What is being asked: Set down, word for word, the lines from the one holding "Give me the" to the final line, both included, and skip the pictures.

Record list:
┄┄┄┄┄┄┄┄┄┄

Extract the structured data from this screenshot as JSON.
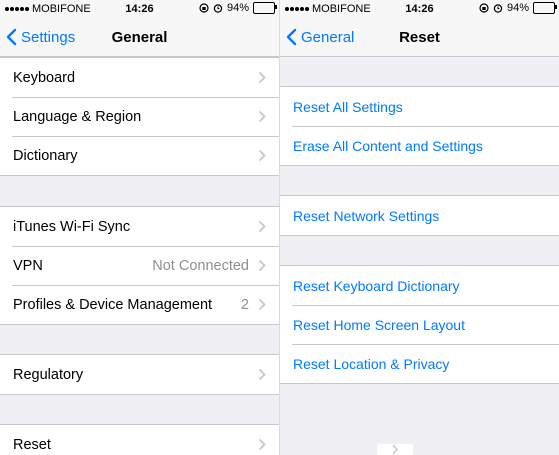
{
  "left": {
    "status": {
      "carrier": "MOBIFONE",
      "time": "14:26",
      "battery": "94%"
    },
    "nav": {
      "back_label": "Settings",
      "title": "General"
    },
    "groups": [
      {
        "rows": [
          {
            "label": "Keyboard"
          },
          {
            "label": "Language & Region"
          },
          {
            "label": "Dictionary"
          }
        ]
      },
      {
        "rows": [
          {
            "label": "iTunes Wi-Fi Sync"
          },
          {
            "label": "VPN",
            "detail": "Not Connected"
          },
          {
            "label": "Profiles & Device Management",
            "detail": "2"
          }
        ]
      },
      {
        "rows": [
          {
            "label": "Regulatory"
          }
        ]
      },
      {
        "rows": [
          {
            "label": "Reset"
          }
        ]
      }
    ]
  },
  "right": {
    "status": {
      "carrier": "MOBIFONE",
      "time": "14:26",
      "battery": "94%"
    },
    "nav": {
      "back_label": "General",
      "title": "Reset"
    },
    "groups": [
      {
        "rows": [
          {
            "label": "Reset All Settings"
          },
          {
            "label": "Erase All Content and Settings"
          }
        ]
      },
      {
        "rows": [
          {
            "label": "Reset Network Settings"
          }
        ]
      },
      {
        "rows": [
          {
            "label": "Reset Keyboard Dictionary"
          },
          {
            "label": "Reset Home Screen Layout"
          },
          {
            "label": "Reset Location & Privacy"
          }
        ]
      }
    ]
  },
  "colors": {
    "accent": "#007aff",
    "background": "#efeff4",
    "separator": "#c8c7cc",
    "detail": "#8e8e93"
  },
  "icons": {
    "back": "chevron-left-icon",
    "disclosure": "chevron-right-icon",
    "alarm": "alarm-icon",
    "rotation_lock": "rotation-lock-icon",
    "battery": "battery-icon"
  },
  "battery_level": 0.94
}
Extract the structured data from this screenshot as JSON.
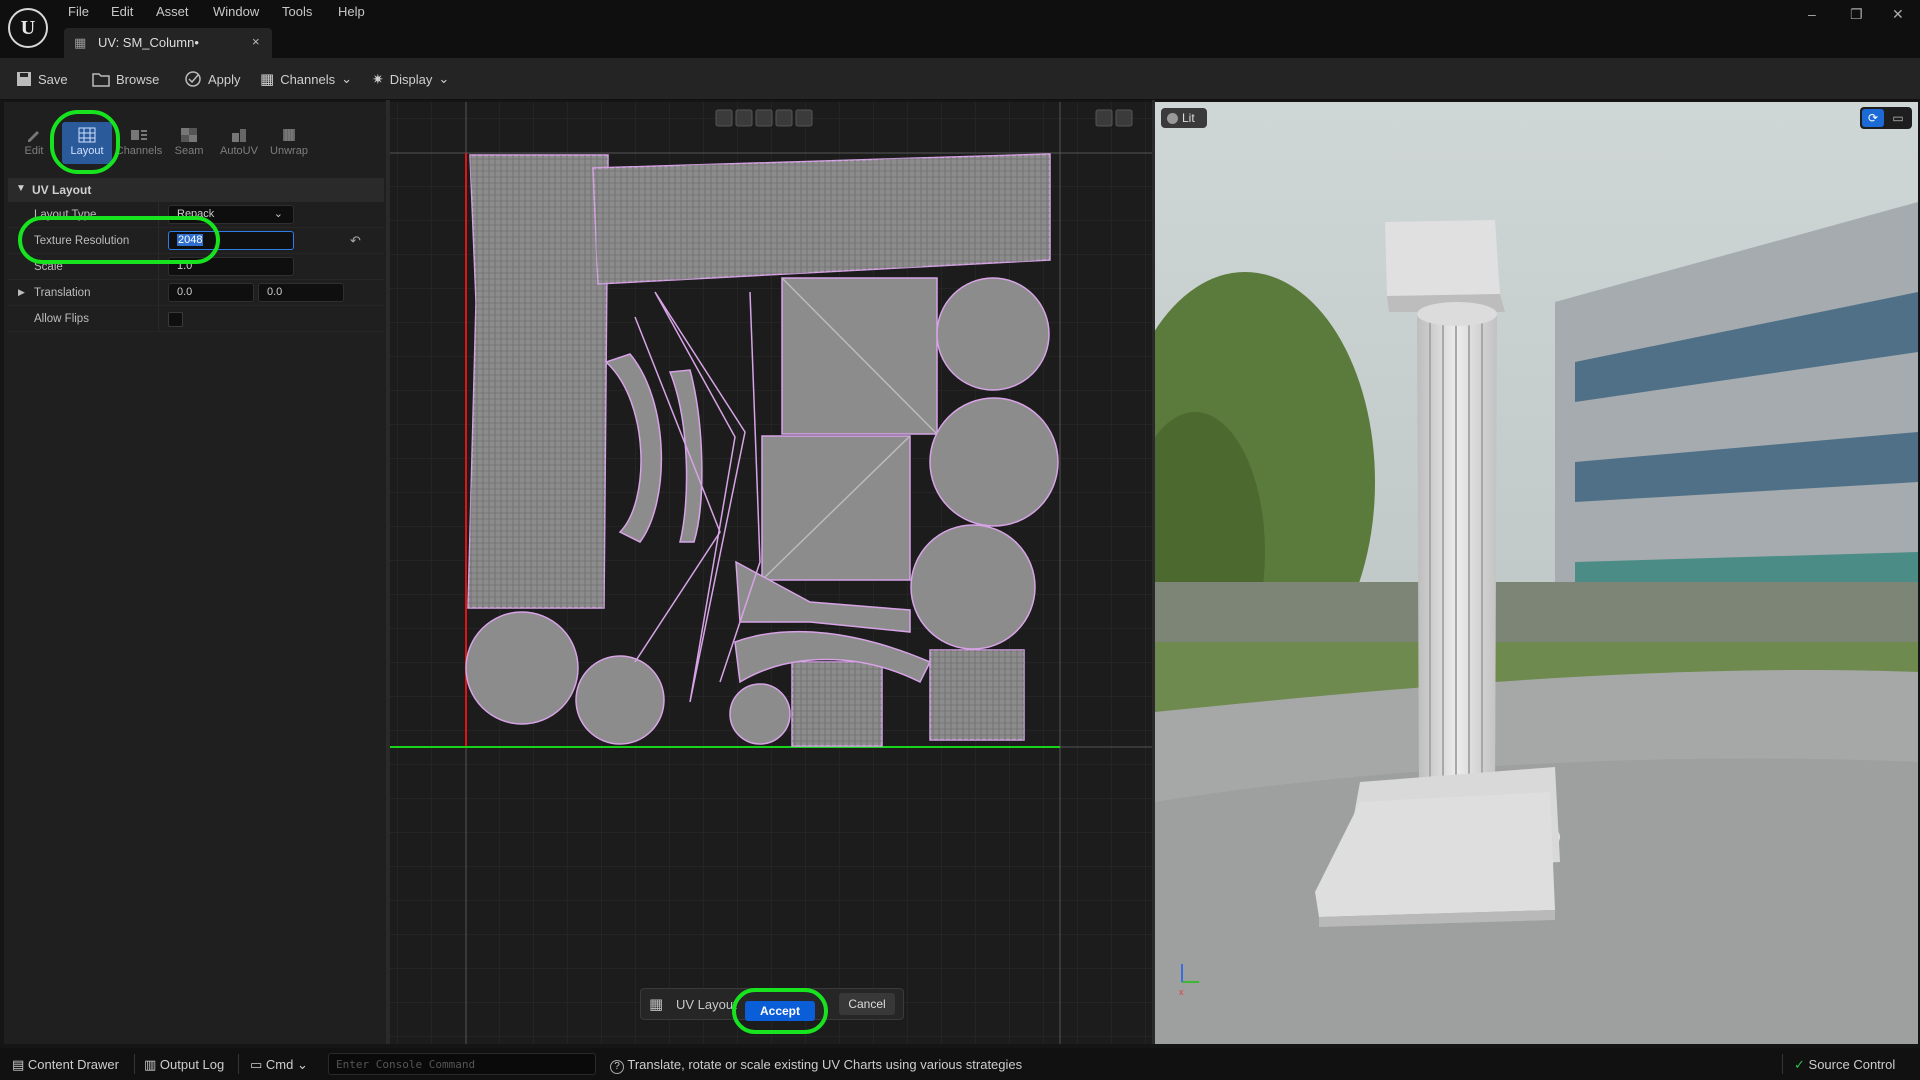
{
  "menu": [
    "File",
    "Edit",
    "Asset",
    "Window",
    "Tools",
    "Help"
  ],
  "doc_tab": {
    "title": "UV: SM_Column•",
    "close": "×"
  },
  "window_controls": {
    "minimize": "–",
    "restore": "❐",
    "close": "✕"
  },
  "toolbar": {
    "save": "Save",
    "browse": "Browse",
    "apply": "Apply",
    "channels": "Channels",
    "display": "Display"
  },
  "tools": [
    {
      "label": "Edit",
      "icon": "pencil-icon"
    },
    {
      "label": "Layout",
      "icon": "layout-grid-icon",
      "active": true
    },
    {
      "label": "Channels",
      "icon": "channels-icon"
    },
    {
      "label": "Seam",
      "icon": "seam-icon"
    },
    {
      "label": "AutoUV",
      "icon": "autouv-icon"
    },
    {
      "label": "Unwrap",
      "icon": "unwrap-icon"
    }
  ],
  "properties": {
    "section": "UV Layout",
    "layout_type": {
      "label": "Layout Type",
      "value": "Repack"
    },
    "texture_resolution": {
      "label": "Texture Resolution",
      "value": "2048"
    },
    "scale": {
      "label": "Scale",
      "value": "1.0"
    },
    "translation": {
      "label": "Translation",
      "x": "0.0",
      "y": "0.0"
    },
    "allow_flips": {
      "label": "Allow Flips",
      "checked": false
    }
  },
  "viewport": {
    "view_mode": "Lit"
  },
  "tool_popup": {
    "label": "UV Layout",
    "accept": "Accept",
    "cancel": "Cancel"
  },
  "statusbar": {
    "content_drawer": "Content Drawer",
    "output_log": "Output Log",
    "cmd": "Cmd",
    "console_placeholder": "Enter Console Command",
    "hint": "Translate, rotate or scale existing UV Charts using various strategies",
    "source_control": "Source Control"
  },
  "colors": {
    "accent": "#0a5ed8",
    "highlight": "#17e41f",
    "uv_wire": "#d7a3e6",
    "uv_fill": "#8c8c8c"
  }
}
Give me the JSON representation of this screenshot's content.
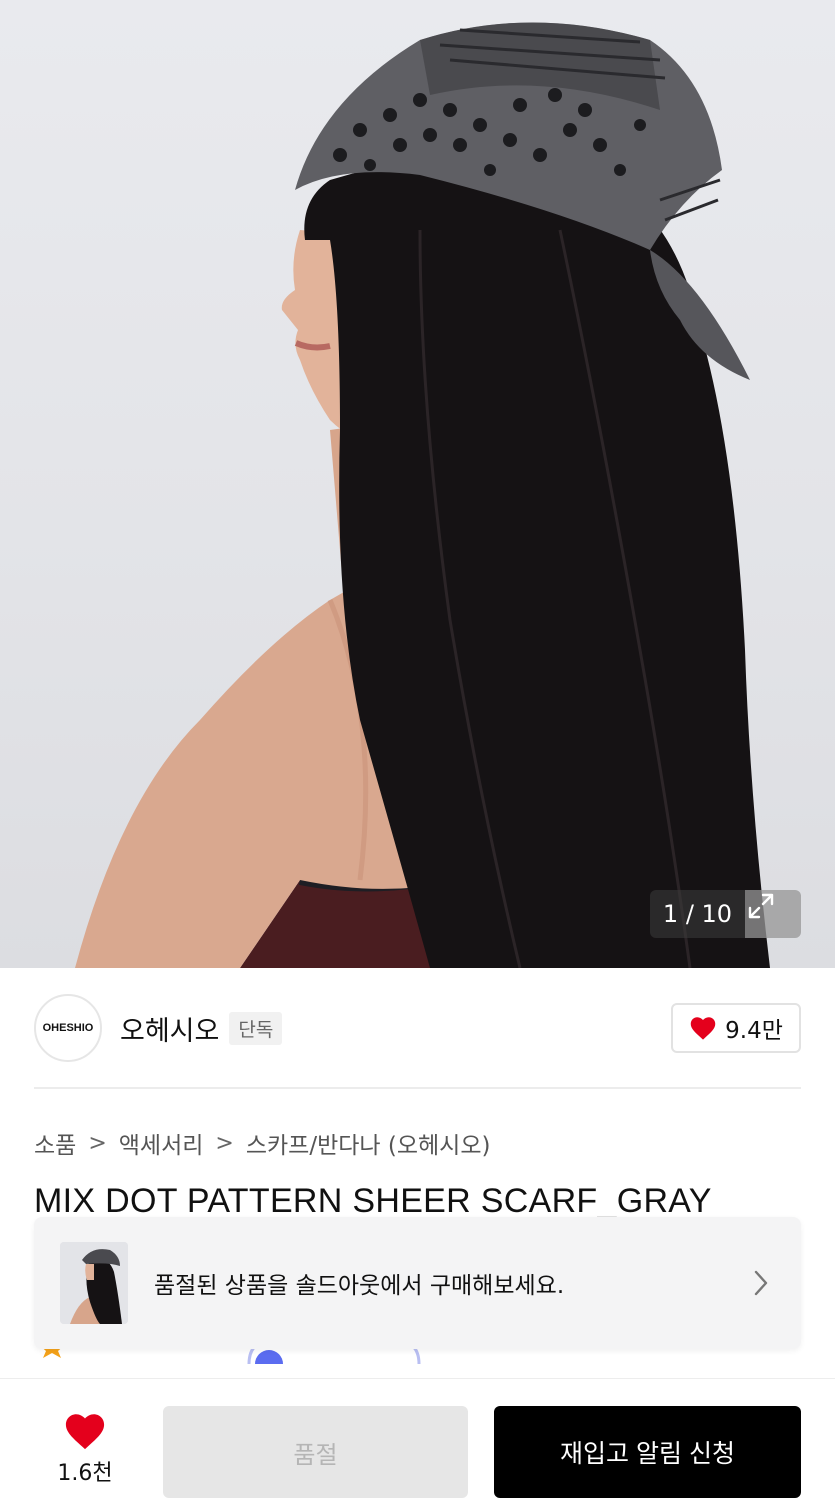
{
  "gallery": {
    "counter": "1 / 10",
    "expand_icon": "expand-icon"
  },
  "brand": {
    "logo_text": "OHESHIO",
    "name": "오헤시오",
    "tag": "단독",
    "likes": "9.4만",
    "heart_color": "#e4001c"
  },
  "breadcrumb": {
    "items": [
      "소품",
      "액세서리",
      "스카프/반다나 (오헤시오)"
    ]
  },
  "product": {
    "title": "MIX DOT PATTERN SHEER SCARF_GRAY"
  },
  "banner": {
    "text": "품절된 상품을 솔드아웃에서 구매해보세요."
  },
  "bottom_bar": {
    "wish_count": "1.6천",
    "soldout_label": "품절",
    "restock_label": "재입고 알림 신청",
    "heart_color": "#e4001c"
  }
}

┄┄┄┄┄┄┄┄┄┄

Completed task:
Give me the JSON representation of this screenshot's content.
{
  "gallery": {
    "counter": "1 / 10",
    "expand_icon": "expand-icon"
  },
  "brand": {
    "logo_text": "OHESHIO",
    "name": "오헤시오",
    "tag": "단독",
    "likes": "9.4만",
    "heart_color": "#e4001c"
  },
  "breadcrumb": {
    "items": [
      "소품",
      "액세서리",
      "스카프/반다나 (오헤시오)"
    ]
  },
  "product": {
    "title": "MIX DOT PATTERN SHEER SCARF_GRAY"
  },
  "banner": {
    "text": "품절된 상품을 솔드아웃에서 구매해보세요."
  },
  "bottom_bar": {
    "wish_count": "1.6천",
    "soldout_label": "품절",
    "restock_label": "재입고 알림 신청",
    "heart_color": "#e4001c"
  }
}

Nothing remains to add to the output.